◆ What is needed
Copy out all of the material exactly as presented.

◆ Dataset records

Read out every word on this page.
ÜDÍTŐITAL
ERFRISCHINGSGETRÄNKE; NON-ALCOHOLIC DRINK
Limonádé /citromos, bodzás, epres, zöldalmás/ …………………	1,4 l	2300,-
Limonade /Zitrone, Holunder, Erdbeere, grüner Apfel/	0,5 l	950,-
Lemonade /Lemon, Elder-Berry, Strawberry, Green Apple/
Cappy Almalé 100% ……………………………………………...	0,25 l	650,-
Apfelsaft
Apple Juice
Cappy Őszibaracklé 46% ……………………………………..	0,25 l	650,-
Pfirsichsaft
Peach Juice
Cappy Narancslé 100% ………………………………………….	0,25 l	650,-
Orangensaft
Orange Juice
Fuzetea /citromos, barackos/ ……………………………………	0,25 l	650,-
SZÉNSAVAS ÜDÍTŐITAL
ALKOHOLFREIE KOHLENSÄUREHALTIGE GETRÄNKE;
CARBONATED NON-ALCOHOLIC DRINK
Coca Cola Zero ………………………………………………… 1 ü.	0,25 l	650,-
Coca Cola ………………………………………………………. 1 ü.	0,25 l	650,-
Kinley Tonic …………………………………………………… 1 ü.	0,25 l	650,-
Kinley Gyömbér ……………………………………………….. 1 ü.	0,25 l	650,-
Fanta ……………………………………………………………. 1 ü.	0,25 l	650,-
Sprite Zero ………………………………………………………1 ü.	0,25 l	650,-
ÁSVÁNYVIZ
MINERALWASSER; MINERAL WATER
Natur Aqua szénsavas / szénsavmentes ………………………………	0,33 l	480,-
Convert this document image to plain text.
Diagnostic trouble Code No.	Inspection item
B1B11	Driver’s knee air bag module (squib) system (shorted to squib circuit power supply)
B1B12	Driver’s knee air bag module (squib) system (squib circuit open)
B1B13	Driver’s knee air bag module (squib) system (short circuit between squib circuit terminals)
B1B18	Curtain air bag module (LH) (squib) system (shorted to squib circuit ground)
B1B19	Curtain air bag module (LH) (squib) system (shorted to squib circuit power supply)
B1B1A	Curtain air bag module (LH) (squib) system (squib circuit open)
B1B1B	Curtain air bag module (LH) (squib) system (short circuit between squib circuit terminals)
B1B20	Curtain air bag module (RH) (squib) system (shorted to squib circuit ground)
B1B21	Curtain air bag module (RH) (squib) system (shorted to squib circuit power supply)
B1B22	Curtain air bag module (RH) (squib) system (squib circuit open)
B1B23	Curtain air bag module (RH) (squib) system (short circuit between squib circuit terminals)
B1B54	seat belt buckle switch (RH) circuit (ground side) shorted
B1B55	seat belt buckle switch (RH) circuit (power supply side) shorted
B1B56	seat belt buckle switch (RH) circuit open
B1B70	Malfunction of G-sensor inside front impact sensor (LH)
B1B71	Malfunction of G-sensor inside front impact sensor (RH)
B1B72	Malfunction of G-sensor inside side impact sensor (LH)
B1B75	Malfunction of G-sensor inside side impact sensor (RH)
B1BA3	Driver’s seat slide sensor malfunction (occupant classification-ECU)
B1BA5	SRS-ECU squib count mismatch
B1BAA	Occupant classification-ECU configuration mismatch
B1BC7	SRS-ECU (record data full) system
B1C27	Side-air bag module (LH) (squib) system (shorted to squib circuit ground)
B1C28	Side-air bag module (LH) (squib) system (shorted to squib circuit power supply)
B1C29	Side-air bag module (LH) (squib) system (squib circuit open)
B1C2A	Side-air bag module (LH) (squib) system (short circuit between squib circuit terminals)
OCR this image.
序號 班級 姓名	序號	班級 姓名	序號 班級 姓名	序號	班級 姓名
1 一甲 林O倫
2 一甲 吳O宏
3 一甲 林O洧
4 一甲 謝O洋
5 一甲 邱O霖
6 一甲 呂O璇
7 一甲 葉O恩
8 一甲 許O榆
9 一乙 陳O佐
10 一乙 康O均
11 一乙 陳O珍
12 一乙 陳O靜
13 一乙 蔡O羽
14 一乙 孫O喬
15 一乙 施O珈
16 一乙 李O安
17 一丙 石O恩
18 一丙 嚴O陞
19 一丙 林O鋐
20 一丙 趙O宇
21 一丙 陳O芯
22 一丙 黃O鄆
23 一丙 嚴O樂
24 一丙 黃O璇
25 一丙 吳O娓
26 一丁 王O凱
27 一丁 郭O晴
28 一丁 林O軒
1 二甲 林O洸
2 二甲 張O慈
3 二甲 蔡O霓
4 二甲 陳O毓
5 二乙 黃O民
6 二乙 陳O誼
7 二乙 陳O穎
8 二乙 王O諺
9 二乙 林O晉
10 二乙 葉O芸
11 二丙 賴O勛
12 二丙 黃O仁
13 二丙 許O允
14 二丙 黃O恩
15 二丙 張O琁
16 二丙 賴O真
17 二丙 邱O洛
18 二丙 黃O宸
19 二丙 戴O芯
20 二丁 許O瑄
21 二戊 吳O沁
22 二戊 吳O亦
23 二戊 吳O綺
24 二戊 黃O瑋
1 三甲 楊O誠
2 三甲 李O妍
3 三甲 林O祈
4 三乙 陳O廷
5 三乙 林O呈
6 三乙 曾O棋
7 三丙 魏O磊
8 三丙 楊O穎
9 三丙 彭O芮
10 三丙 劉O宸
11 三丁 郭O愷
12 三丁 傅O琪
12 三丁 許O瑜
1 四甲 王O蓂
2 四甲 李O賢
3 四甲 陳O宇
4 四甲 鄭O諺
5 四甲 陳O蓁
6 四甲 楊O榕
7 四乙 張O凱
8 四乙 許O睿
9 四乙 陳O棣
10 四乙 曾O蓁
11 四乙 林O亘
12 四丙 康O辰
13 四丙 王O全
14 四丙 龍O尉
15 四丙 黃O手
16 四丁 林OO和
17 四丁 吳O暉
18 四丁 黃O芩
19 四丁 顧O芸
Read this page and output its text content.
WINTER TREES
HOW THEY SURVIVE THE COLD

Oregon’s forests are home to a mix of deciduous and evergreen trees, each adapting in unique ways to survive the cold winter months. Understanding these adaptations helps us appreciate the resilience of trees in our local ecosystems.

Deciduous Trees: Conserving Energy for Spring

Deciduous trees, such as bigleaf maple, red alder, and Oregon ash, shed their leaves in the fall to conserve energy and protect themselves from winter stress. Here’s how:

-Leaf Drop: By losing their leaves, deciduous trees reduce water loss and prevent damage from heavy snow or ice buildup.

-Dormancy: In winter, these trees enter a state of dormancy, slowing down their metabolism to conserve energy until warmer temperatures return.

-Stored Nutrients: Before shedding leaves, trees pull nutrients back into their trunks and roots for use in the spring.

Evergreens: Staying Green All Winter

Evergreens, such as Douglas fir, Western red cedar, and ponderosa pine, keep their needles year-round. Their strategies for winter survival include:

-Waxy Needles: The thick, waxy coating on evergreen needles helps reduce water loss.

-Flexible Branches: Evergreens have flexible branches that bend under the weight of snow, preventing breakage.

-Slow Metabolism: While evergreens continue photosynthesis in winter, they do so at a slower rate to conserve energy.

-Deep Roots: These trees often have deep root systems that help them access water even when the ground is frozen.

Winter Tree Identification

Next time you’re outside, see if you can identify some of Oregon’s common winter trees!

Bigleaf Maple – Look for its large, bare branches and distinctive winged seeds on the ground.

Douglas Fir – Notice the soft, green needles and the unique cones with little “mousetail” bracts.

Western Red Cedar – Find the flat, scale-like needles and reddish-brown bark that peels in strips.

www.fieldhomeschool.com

◆ Output
Read out every word on this page.
ÜDÍTŐITAL
ERFRISCHINGSGETRÄNKE; NON-ALCOHOLIC DRINK
Limonádé /citromos, bodzás, epres, zöldalmás/ …………………	1,4 l	2300,-
Limonade /Zitrone, Holunder, Erdbeere, grüner Apfel/	0,5 l	950,-
Lemonade /Lemon, Elder-Berry, Strawberry, Green Apple/
Cappy Almalé 100% ……………………………………………...	0,25 l	650,-
Apfelsaft
Apple Juice
Cappy Őszibaracklé 46% ……………………………………..	0,25 l	650,-
Pfirsichsaft
Peach Juice
Cappy Narancslé 100% ………………………………………….	0,25 l	650,-
Orangensaft
Orange Juice
Fuzetea /citromos, barackos/ ……………………………………	0,25 l	650,-
SZÉNSAVAS ÜDÍTŐITAL
ALKOHOLFREIE KOHLENSÄUREHALTIGE GETRÄNKE;
CARBONATED NON-ALCOHOLIC DRINK
Coca Cola Zero ………………………………………………… 1 ü.	0,25 l	650,-
Coca Cola ………………………………………………………. 1 ü.	0,25 l	650,-
Kinley Tonic …………………………………………………… 1 ü.	0,25 l	650,-
Kinley Gyömbér ……………………………………………….. 1 ü.	0,25 l	650,-
Fanta ……………………………………………………………. 1 ü.	0,25 l	650,-
Sprite Zero ………………………………………………………1 ü.	0,25 l	650,-
ÁSVÁNYVIZ
MINERALWASSER; MINERAL WATER
Natur Aqua szénsavas / szénsavmentes ………………………………	0,33 l	480,-
Convert this document image to plain text.
Diagnostic trouble Code No.	Inspection item
B1B11	Driver’s knee air bag module (squib) system (shorted to squib circuit power supply)
B1B12	Driver’s knee air bag module (squib) system (squib circuit open)
B1B13	Driver’s knee air bag module (squib) system (short circuit between squib circuit terminals)
B1B18	Curtain air bag module (LH) (squib) system (shorted to squib circuit ground)
B1B19	Curtain air bag module (LH) (squib) system (shorted to squib circuit power supply)
B1B1A	Curtain air bag module (LH) (squib) system (squib circuit open)
B1B1B	Curtain air bag module (LH) (squib) system (short circuit between squib circuit terminals)
B1B20	Curtain air bag module (RH) (squib) system (shorted to squib circuit ground)
B1B21	Curtain air bag module (RH) (squib) system (shorted to squib circuit power supply)
B1B22	Curtain air bag module (RH) (squib) system (squib circuit open)
B1B23	Curtain air bag module (RH) (squib) system (short circuit between squib circuit terminals)
B1B54	seat belt buckle switch (RH) circuit (ground side) shorted
B1B55	seat belt buckle switch (RH) circuit (power supply side) shorted
B1B56	seat belt buckle switch (RH) circuit open
B1B70	Malfunction of G-sensor inside front impact sensor (LH)
B1B71	Malfunction of G-sensor inside front impact sensor (RH)
B1B72	Malfunction of G-sensor inside side impact sensor (LH)
B1B75	Malfunction of G-sensor inside side impact sensor (RH)
B1BA3	Driver’s seat slide sensor malfunction (occupant classification-ECU)
B1BA5	SRS-ECU squib count mismatch
B1BAA	Occupant classification-ECU configuration mismatch
B1BC7	SRS-ECU (record data full) system
B1C27	Side-air bag module (LH) (squib) system (shorted to squib circuit ground)
B1C28	Side-air bag module (LH) (squib) system (shorted to squib circuit power supply)
B1C29	Side-air bag module (LH) (squib) system (squib circuit open)
B1C2A	Side-air bag module (LH) (squib) system (short circuit between squib circuit terminals)
OCR this image.
序號 班級 姓名	序號	班級 姓名	序號 班級 姓名	序號	班級 姓名
1 一甲 林O倫
2 一甲 吳O宏
3 一甲 林O洧
4 一甲 謝O洋
5 一甲 邱O霖
6 一甲 呂O璇
7 一甲 葉O恩
8 一甲 許O榆
9 一乙 陳O佐
10 一乙 康O均
11 一乙 陳O珍
12 一乙 陳O靜
13 一乙 蔡O羽
14 一乙 孫O喬
15 一乙 施O珈
16 一乙 李O安
17 一丙 石O恩
18 一丙 嚴O陞
19 一丙 林O鋐
20 一丙 趙O宇
21 一丙 陳O芯
22 一丙 黃O鄆
23 一丙 嚴O樂
24 一丙 黃O璇
25 一丙 吳O娓
26 一丁 王O凱
27 一丁 郭O晴
28 一丁 林O軒
1 二甲 林O洸
2 二甲 張O慈
3 二甲 蔡O霓
4 二甲 陳O毓
5 二乙 黃O民
6 二乙 陳O誼
7 二乙 陳O穎
8 二乙 王O諺
9 二乙 林O晉
10 二乙 葉O芸
11 二丙 賴O勛
12 二丙 黃O仁
13 二丙 許O允
14 二丙 黃O恩
15 二丙 張O琁
16 二丙 賴O真
17 二丙 邱O洛
18 二丙 黃O宸
19 二丙 戴O芯
20 二丁 許O瑄
21 二戊 吳O沁
22 二戊 吳O亦
23 二戊 吳O綺
24 二戊 黃O瑋
1 三甲 楊O誠
2 三甲 李O妍
3 三甲 林O祈
4 三乙 陳O廷
5 三乙 林O呈
6 三乙 曾O棋
7 三丙 魏O磊
8 三丙 楊O穎
9 三丙 彭O芮
10 三丙 劉O宸
11 三丁 郭O愷
12 三丁 傅O琪
12 三丁 許O瑜
1 四甲 王O蓂
2 四甲 李O賢
3 四甲 陳O宇
4 四甲 鄭O諺
5 四甲 陳O蓁
6 四甲 楊O榕
7 四乙 張O凱
8 四乙 許O睿
9 四乙 陳O棣
10 四乙 曾O蓁
11 四乙 林O亘
12 四丙 康O辰
13 四丙 王O全
14 四丙 龍O尉
15 四丙 黃O手
16 四丁 林OO和
17 四丁 吳O暉
18 四丁 黃O芩
19 四丁 顧O芸
Read this page and output its text content.
WINTER TREES
HOW THEY SURVIVE THE COLD

Oregon’s forests are home to a mix of deciduous and evergreen trees, each adapting in unique ways to survive the cold winter months. Understanding these adaptations helps us appreciate the resilience of trees in our local ecosystems.

Deciduous Trees: Conserving Energy for Spring

Deciduous trees, such as bigleaf maple, red alder, and Oregon ash, shed their leaves in the fall to conserve energy and protect themselves from winter stress. Here’s how:

-Leaf Drop: By losing their leaves, deciduous trees reduce water loss and prevent damage from heavy snow or ice buildup.

-Dormancy: In winter, these trees enter a state of dormancy, slowing down their metabolism to conserve energy until warmer temperatures return.

-Stored Nutrients: Before shedding leaves, trees pull nutrients back into their trunks and roots for use in the spring.

Evergreens: Staying Green All Winter

Evergreens, such as Douglas fir, Western red cedar, and ponderosa pine, keep their needles year-round. Their strategies for winter survival include:

-Waxy Needles: The thick, waxy coating on evergreen needles helps reduce water loss.

-Flexible Branches: Evergreens have flexible branches that bend under the weight of snow, preventing breakage.

-Slow Metabolism: While evergreens continue photosynthesis in winter, they do so at a slower rate to conserve energy.

-Deep Roots: These trees often have deep root systems that help them access water even when the ground is frozen.

Winter Tree Identification

Next time you’re outside, see if you can identify some of Oregon’s common winter trees!

Bigleaf Maple – Look for its large, bare branches and distinctive winged seeds on the ground.

Douglas Fir – Notice the soft, green needles and the unique cones with little “mousetail” bracts.

Western Red Cedar – Find the flat, scale-like needles and reddish-brown bark that peels in strips.

www.fieldhomeschool.com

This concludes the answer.